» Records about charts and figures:
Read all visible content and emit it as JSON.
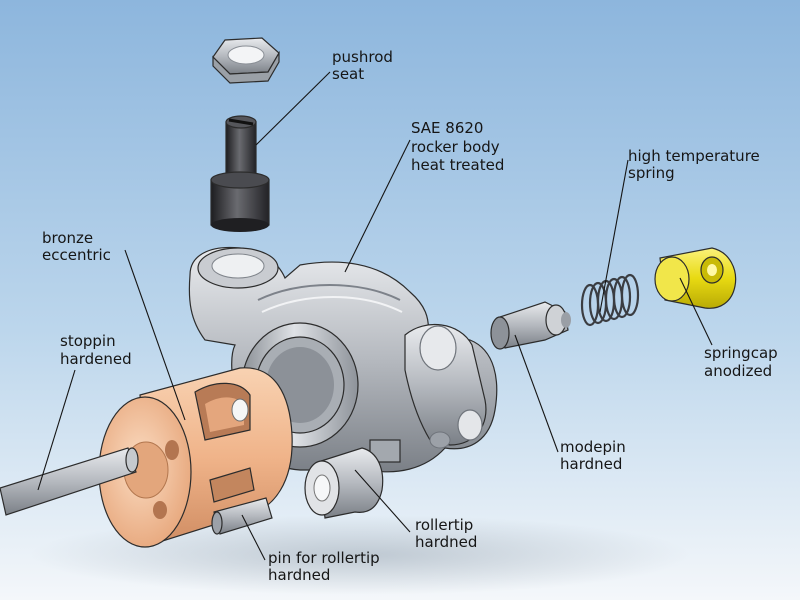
{
  "labels": {
    "pushrod_seat": [
      "pushrod",
      "seat"
    ],
    "rocker_body": [
      "SAE 8620",
      "rocker body",
      "heat treated"
    ],
    "spring": [
      "high temperature",
      "spring"
    ],
    "eccentric": [
      "bronze",
      "eccentric"
    ],
    "stoppin": [
      "stoppin",
      "hardened"
    ],
    "springcap": [
      "springcap",
      "anodized"
    ],
    "modepin": [
      "modepin",
      "hardned"
    ],
    "rollertip": [
      "rollertip",
      "hardned"
    ],
    "rollertip_pin": [
      "pin for rollertip",
      "hardned"
    ]
  },
  "colors": {
    "background_top": "#8fb8de",
    "background_bottom": "#f2f6fa",
    "steel": "#b9bdc3",
    "dark_steel": "#3a3a3e",
    "bronze": "#f2b98f",
    "anodized": "#e5d80f",
    "leader": "#151515"
  }
}
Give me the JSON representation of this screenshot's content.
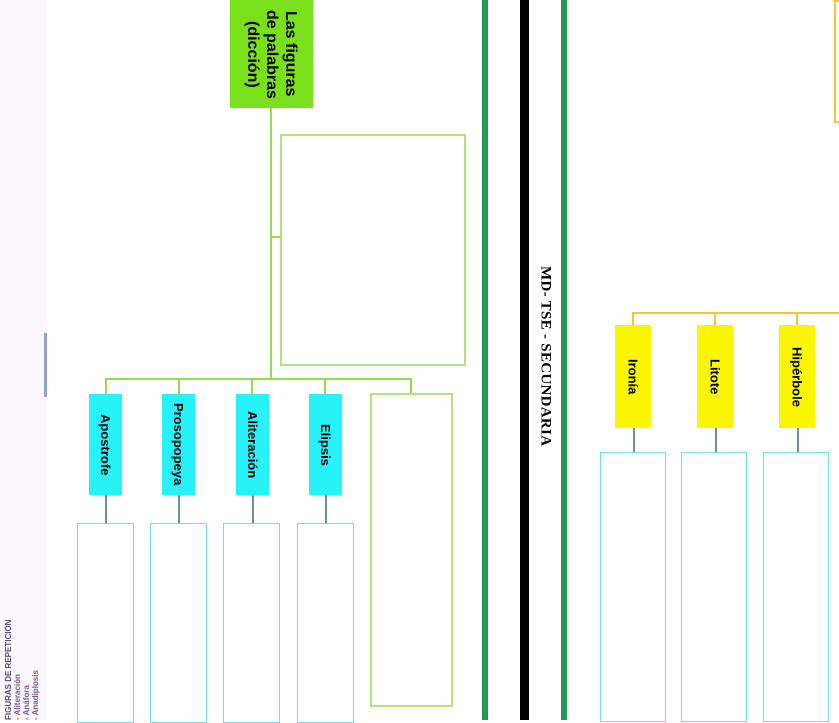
{
  "side_note": {
    "heading": "FIGURAS DE REPETICIÓN",
    "items": [
      "- Aliteración",
      "- Anáfora",
      "- Anadiplosis"
    ]
  },
  "center_title": "MD- TSE - SECUNDARIA",
  "left_map": {
    "root": "Las figuras de palabras (dicción)",
    "branches": [
      "Apostrofe",
      "Prosopopeya",
      "Aliteración",
      "Elipsis"
    ]
  },
  "right_map": {
    "branches": [
      "Ironía",
      "Litote",
      "Hipérbole"
    ]
  },
  "colors": {
    "root": "#7be01c",
    "branch_left": "#27f2f7",
    "branch_right": "#faf600",
    "divider_green": "#1f9b57",
    "divider_black": "#000000",
    "connector_right": "#f5c542"
  }
}
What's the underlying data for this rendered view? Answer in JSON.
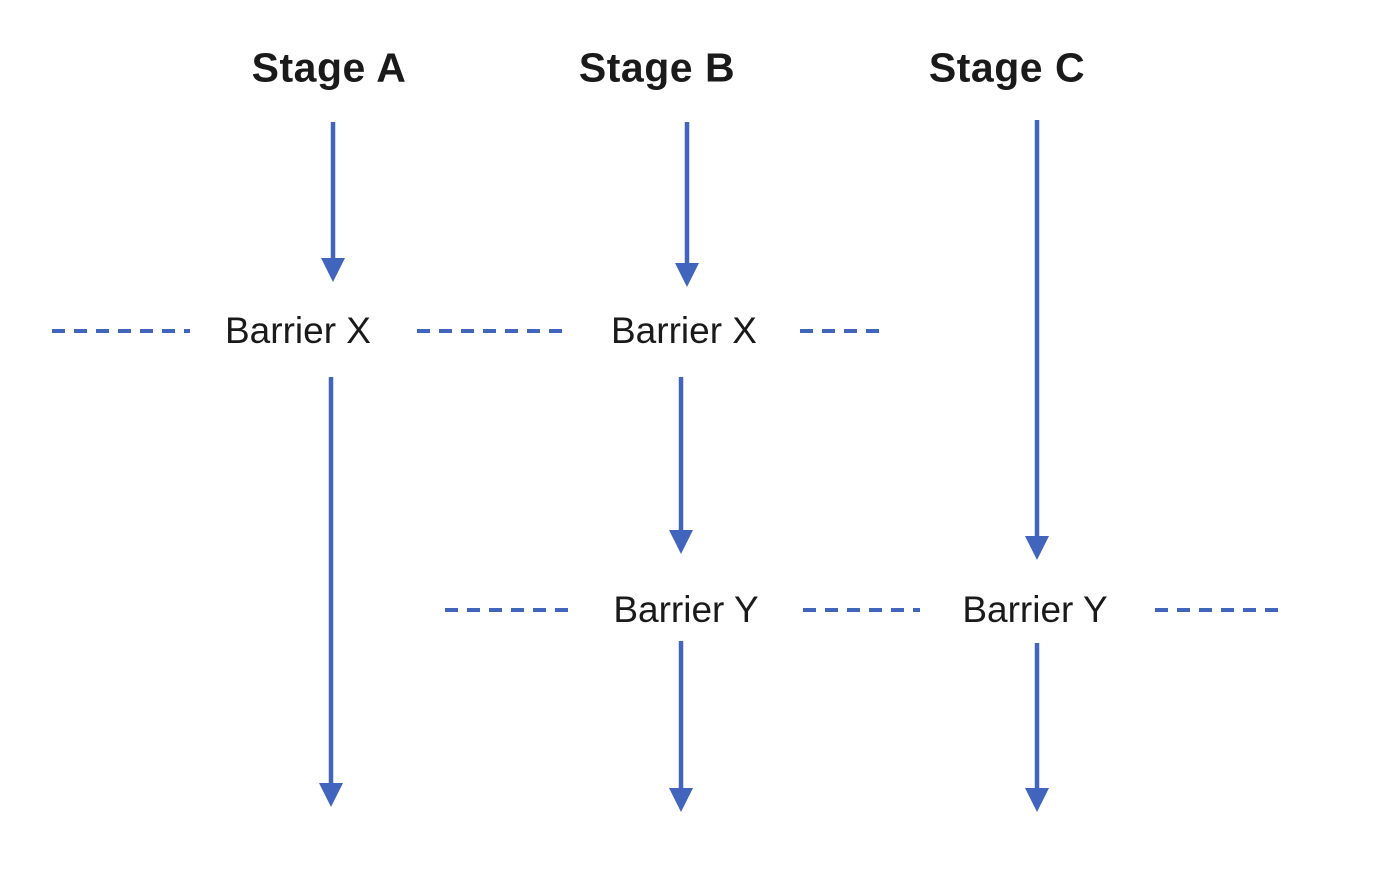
{
  "diagram": {
    "stages": {
      "a": "Stage A",
      "b": "Stage B",
      "c": "Stage C"
    },
    "barriers": {
      "x_a": "Barrier X",
      "x_b": "Barrier X",
      "y_b": "Barrier Y",
      "y_c": "Barrier Y"
    }
  },
  "colors": {
    "flow_blue": "#4164BC",
    "text_color": "#1A1A1A",
    "background": "#FFFFFF"
  }
}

» Given task:
Begin with the line that contains "Give me the" and copy every line through the end of the listing, exactly as written, both ends included. Pictures are not part of the copy.

» Output for this exercise:
Give me the JSON representation of this screenshot's content.
{
  "side_note": {
    "heading": "FIGURAS DE REPETICIÓN",
    "items": [
      "- Aliteración",
      "- Anáfora",
      "- Anadiplosis"
    ]
  },
  "center_title": "MD- TSE - SECUNDARIA",
  "left_map": {
    "root": "Las figuras de palabras (dicción)",
    "branches": [
      "Apostrofe",
      "Prosopopeya",
      "Aliteración",
      "Elipsis"
    ]
  },
  "right_map": {
    "branches": [
      "Ironía",
      "Litote",
      "Hipérbole"
    ]
  },
  "colors": {
    "root": "#7be01c",
    "branch_left": "#27f2f7",
    "branch_right": "#faf600",
    "divider_green": "#1f9b57",
    "divider_black": "#000000",
    "connector_right": "#f5c542"
  }
}
What's the underlying data for this rendered view? Answer in JSON.
{
  "diagram": {
    "stages": {
      "a": "Stage A",
      "b": "Stage B",
      "c": "Stage C"
    },
    "barriers": {
      "x_a": "Barrier X",
      "x_b": "Barrier X",
      "y_b": "Barrier Y",
      "y_c": "Barrier Y"
    }
  },
  "colors": {
    "flow_blue": "#4164BC",
    "text_color": "#1A1A1A",
    "background": "#FFFFFF"
  }
}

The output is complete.